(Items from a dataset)
════
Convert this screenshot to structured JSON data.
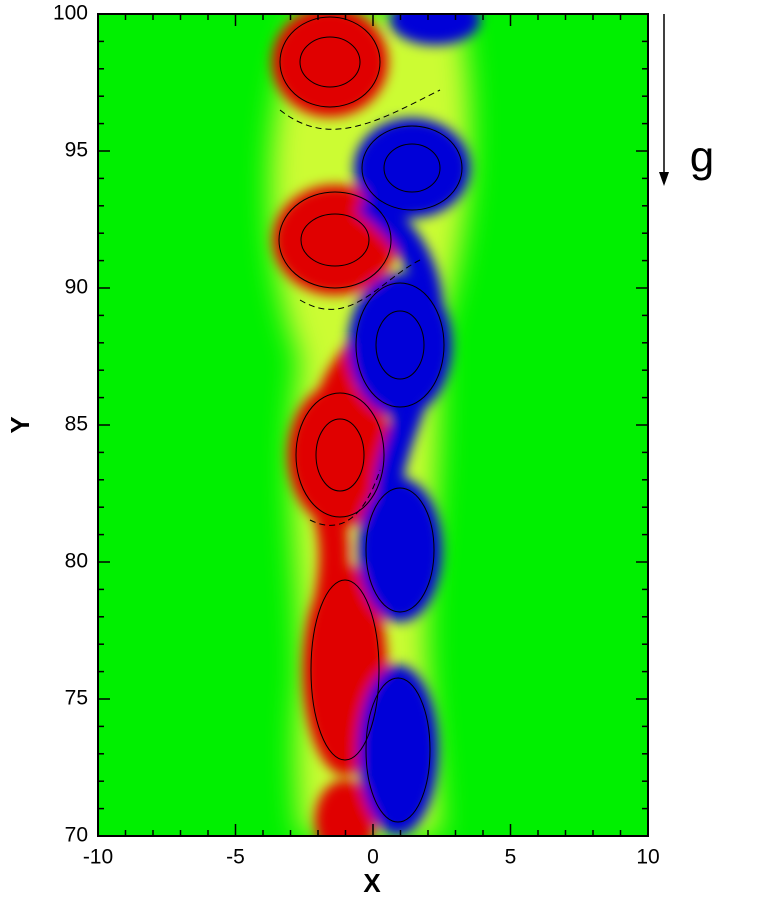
{
  "chart_data": {
    "type": "contour",
    "xlabel": "X",
    "ylabel": "Y",
    "annotation": "g",
    "xlim": [
      -10,
      10
    ],
    "ylim": [
      70,
      100
    ],
    "xticks": [
      -10,
      -5,
      0,
      5,
      10
    ],
    "yticks": [
      70,
      75,
      80,
      85,
      90,
      95,
      100
    ]
  }
}
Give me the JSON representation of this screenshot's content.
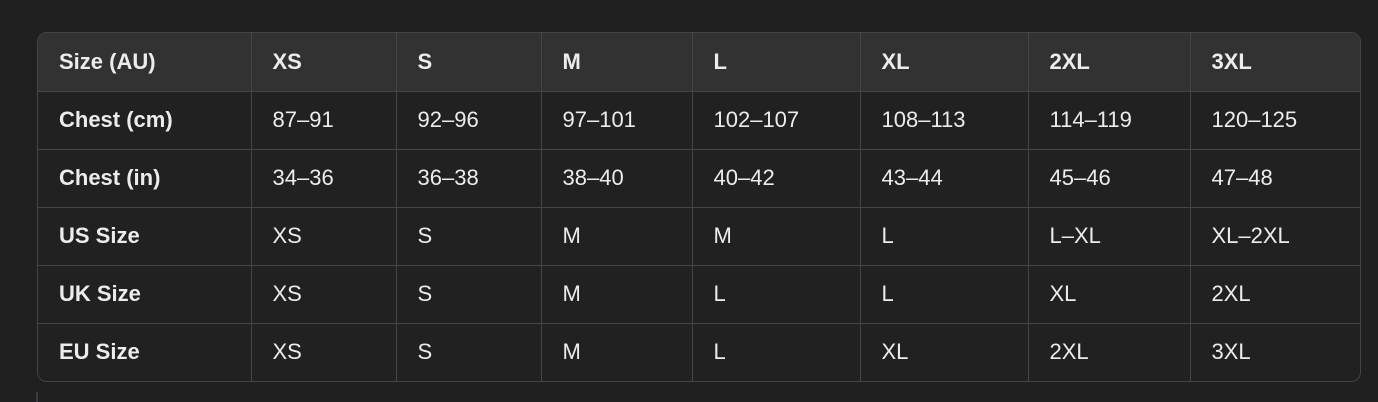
{
  "table": {
    "headers": [
      "Size (AU)",
      "XS",
      "S",
      "M",
      "L",
      "XL",
      "2XL",
      "3XL"
    ],
    "rows": [
      [
        "Chest (cm)",
        "87–91",
        "92–96",
        "97–101",
        "102–107",
        "108–113",
        "114–119",
        "120–125"
      ],
      [
        "Chest (in)",
        "34–36",
        "36–38",
        "38–40",
        "40–42",
        "43–44",
        "45–46",
        "47–48"
      ],
      [
        "US Size",
        "XS",
        "S",
        "M",
        "M",
        "L",
        "L–XL",
        "XL–2XL"
      ],
      [
        "UK Size",
        "XS",
        "S",
        "M",
        "L",
        "L",
        "XL",
        "2XL"
      ],
      [
        "EU Size",
        "XS",
        "S",
        "M",
        "L",
        "XL",
        "2XL",
        "3XL"
      ]
    ]
  },
  "colors": {
    "background": "#202020",
    "header_bg": "#323232",
    "cell_bg": "#212121",
    "border": "#454545",
    "text": "#ececec"
  }
}
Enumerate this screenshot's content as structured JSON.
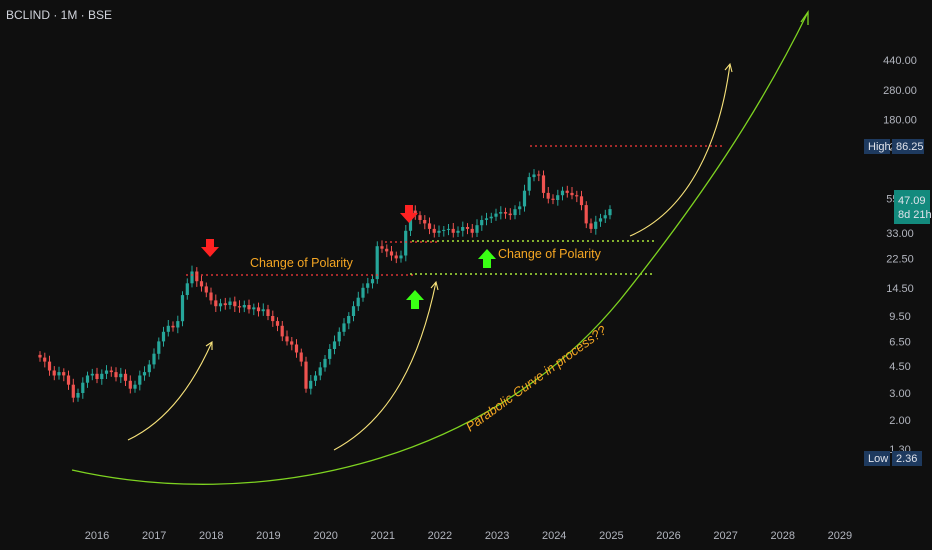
{
  "header": {
    "symbol_title": "BCLIND · 1M · BSE"
  },
  "colors": {
    "background": "#0f0f0f",
    "up": "#26a69a",
    "down": "#ef5350",
    "annotation": "#f5a623",
    "parabola": "#7ed321",
    "arrow_curve": "#f7e27a",
    "support": "#a8e63a",
    "resistance": "#ff3b3b"
  },
  "chart_data": {
    "type": "candlestick",
    "scale": "log",
    "ylim": [
      1.1,
      440
    ],
    "x_tick_labels": [
      "2016",
      "2017",
      "2018",
      "2019",
      "2020",
      "2021",
      "2022",
      "2023",
      "2024",
      "2025",
      "2026",
      "2027",
      "2028",
      "2029"
    ],
    "y_tick_labels": [
      "440.00",
      "280.00",
      "180.00",
      "120.00",
      "55.00",
      "33.00",
      "22.50",
      "14.50",
      "9.50",
      "6.50",
      "4.50",
      "3.00",
      "2.00",
      "1.30"
    ],
    "closes_monthly_approx": [
      {
        "period": "2015-07..2015-12",
        "values": [
          5.1,
          4.8,
          4.2,
          3.9,
          4.1,
          3.9
        ]
      },
      {
        "period": "2016",
        "values": [
          3.4,
          2.8,
          3.0,
          3.5,
          3.9,
          4.0,
          3.7,
          4.0,
          4.2,
          4.1,
          3.8,
          4.0
        ]
      },
      {
        "period": "2017",
        "values": [
          3.6,
          3.2,
          3.4,
          3.9,
          4.1,
          4.6,
          5.4,
          6.5,
          7.5,
          8.2,
          8.0,
          8.8
        ]
      },
      {
        "period": "2018",
        "values": [
          13.0,
          15.5,
          18.5,
          16.0,
          14.8,
          13.5,
          12.0,
          11.0,
          11.5,
          11.2,
          11.8,
          11.0
        ]
      },
      {
        "period": "2019",
        "values": [
          10.8,
          11.2,
          10.5,
          10.8,
          10.2,
          10.5,
          9.5,
          8.8,
          8.2,
          7.0,
          6.5,
          6.2
        ]
      },
      {
        "period": "2020",
        "values": [
          5.5,
          4.8,
          3.2,
          3.6,
          3.9,
          4.4,
          5.0,
          5.8,
          6.5,
          7.5,
          8.5,
          9.5
        ]
      },
      {
        "period": "2021",
        "values": [
          11.0,
          12.5,
          14.5,
          15.5,
          16.5,
          27.0,
          26.0,
          25.0,
          23.5,
          22.5,
          23.5,
          34.0
        ]
      },
      {
        "period": "2022",
        "values": [
          46.0,
          43.0,
          40.0,
          38.0,
          35.0,
          33.0,
          34.0,
          34.5,
          35.0,
          33.0,
          34.0,
          36.0
        ]
      },
      {
        "period": "2023",
        "values": [
          35.0,
          33.0,
          37.0,
          40.0,
          41.0,
          42.0,
          44.0,
          45.0,
          44.0,
          43.0,
          47.0,
          49.0
        ]
      },
      {
        "period": "2024",
        "values": [
          62.0,
          76.0,
          79.0,
          78.0,
          60.0,
          55.0,
          54.0,
          58.0,
          62.0,
          60.0,
          58.0,
          57.0
        ]
      },
      {
        "period": "2025-01..2025-07",
        "values": [
          50.0,
          38.0,
          35.0,
          39.0,
          41.0,
          43.0,
          47.09
        ]
      }
    ],
    "high": {
      "label": "High",
      "value": "86.25"
    },
    "low": {
      "label": "Low",
      "value": "2.36"
    },
    "last": {
      "value": "47.09",
      "countdown": "8d 21h"
    },
    "annotations": [
      {
        "id": "polarity-1",
        "text": "Change of Polarity"
      },
      {
        "id": "polarity-2",
        "text": "Change of Polarity"
      },
      {
        "id": "parabola",
        "text": "Parabolic Curve in process??"
      }
    ]
  }
}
════
Each line of the material must be retyped exactly, except that images are omitted.

Convert this screenshot to structured JSON data.
{
  "chart_data": {
    "type": "contour",
    "xlabel": "X",
    "ylabel": "Y",
    "annotation": "g",
    "xlim": [
      -10,
      10
    ],
    "ylim": [
      70,
      100
    ],
    "xticks": [
      -10,
      -5,
      0,
      5,
      10
    ],
    "yticks": [
      70,
      75,
      80,
      85,
      90,
      95,
      100
    ]
  }
}
Give me the JSON representation of this screenshot's content.
{
  "table": {
    "headers": [
      "Size (AU)",
      "XS",
      "S",
      "M",
      "L",
      "XL",
      "2XL",
      "3XL"
    ],
    "rows": [
      [
        "Chest (cm)",
        "87–91",
        "92–96",
        "97–101",
        "102–107",
        "108–113",
        "114–119",
        "120–125"
      ],
      [
        "Chest (in)",
        "34–36",
        "36–38",
        "38–40",
        "40–42",
        "43–44",
        "45–46",
        "47–48"
      ],
      [
        "US Size",
        "XS",
        "S",
        "M",
        "M",
        "L",
        "L–XL",
        "XL–2XL"
      ],
      [
        "UK Size",
        "XS",
        "S",
        "M",
        "L",
        "L",
        "XL",
        "2XL"
      ],
      [
        "EU Size",
        "XS",
        "S",
        "M",
        "L",
        "XL",
        "2XL",
        "3XL"
      ]
    ]
  },
  "colors": {
    "background": "#202020",
    "header_bg": "#323232",
    "cell_bg": "#212121",
    "border": "#454545",
    "text": "#ececec"
  }
}
Enumerate this screenshot's content as structured JSON.
{
  "header": {
    "symbol_title": "BCLIND · 1M · BSE"
  },
  "colors": {
    "background": "#0f0f0f",
    "up": "#26a69a",
    "down": "#ef5350",
    "annotation": "#f5a623",
    "parabola": "#7ed321",
    "arrow_curve": "#f7e27a",
    "support": "#a8e63a",
    "resistance": "#ff3b3b"
  },
  "chart_data": {
    "type": "candlestick",
    "scale": "log",
    "ylim": [
      1.1,
      440
    ],
    "x_tick_labels": [
      "2016",
      "2017",
      "2018",
      "2019",
      "2020",
      "2021",
      "2022",
      "2023",
      "2024",
      "2025",
      "2026",
      "2027",
      "2028",
      "2029"
    ],
    "y_tick_labels": [
      "440.00",
      "280.00",
      "180.00",
      "120.00",
      "55.00",
      "33.00",
      "22.50",
      "14.50",
      "9.50",
      "6.50",
      "4.50",
      "3.00",
      "2.00",
      "1.30"
    ],
    "closes_monthly_approx": [
      {
        "period": "2015-07..2015-12",
        "values": [
          5.1,
          4.8,
          4.2,
          3.9,
          4.1,
          3.9
        ]
      },
      {
        "period": "2016",
        "values": [
          3.4,
          2.8,
          3.0,
          3.5,
          3.9,
          4.0,
          3.7,
          4.0,
          4.2,
          4.1,
          3.8,
          4.0
        ]
      },
      {
        "period": "2017",
        "values": [
          3.6,
          3.2,
          3.4,
          3.9,
          4.1,
          4.6,
          5.4,
          6.5,
          7.5,
          8.2,
          8.0,
          8.8
        ]
      },
      {
        "period": "2018",
        "values": [
          13.0,
          15.5,
          18.5,
          16.0,
          14.8,
          13.5,
          12.0,
          11.0,
          11.5,
          11.2,
          11.8,
          11.0
        ]
      },
      {
        "period": "2019",
        "values": [
          10.8,
          11.2,
          10.5,
          10.8,
          10.2,
          10.5,
          9.5,
          8.8,
          8.2,
          7.0,
          6.5,
          6.2
        ]
      },
      {
        "period": "2020",
        "values": [
          5.5,
          4.8,
          3.2,
          3.6,
          3.9,
          4.4,
          5.0,
          5.8,
          6.5,
          7.5,
          8.5,
          9.5
        ]
      },
      {
        "period": "2021",
        "values": [
          11.0,
          12.5,
          14.5,
          15.5,
          16.5,
          27.0,
          26.0,
          25.0,
          23.5,
          22.5,
          23.5,
          34.0
        ]
      },
      {
        "period": "2022",
        "values": [
          46.0,
          43.0,
          40.0,
          38.0,
          35.0,
          33.0,
          34.0,
          34.5,
          35.0,
          33.0,
          34.0,
          36.0
        ]
      },
      {
        "period": "2023",
        "values": [
          35.0,
          33.0,
          37.0,
          40.0,
          41.0,
          42.0,
          44.0,
          45.0,
          44.0,
          43.0,
          47.0,
          49.0
        ]
      },
      {
        "period": "2024",
        "values": [
          62.0,
          76.0,
          79.0,
          78.0,
          60.0,
          55.0,
          54.0,
          58.0,
          62.0,
          60.0,
          58.0,
          57.0
        ]
      },
      {
        "period": "2025-01..2025-07",
        "values": [
          50.0,
          38.0,
          35.0,
          39.0,
          41.0,
          43.0,
          47.09
        ]
      }
    ],
    "high": {
      "label": "High",
      "value": "86.25"
    },
    "low": {
      "label": "Low",
      "value": "2.36"
    },
    "last": {
      "value": "47.09",
      "countdown": "8d 21h"
    },
    "annotations": [
      {
        "id": "polarity-1",
        "text": "Change of Polarity"
      },
      {
        "id": "polarity-2",
        "text": "Change of Polarity"
      },
      {
        "id": "parabola",
        "text": "Parabolic Curve in process??"
      }
    ]
  }
}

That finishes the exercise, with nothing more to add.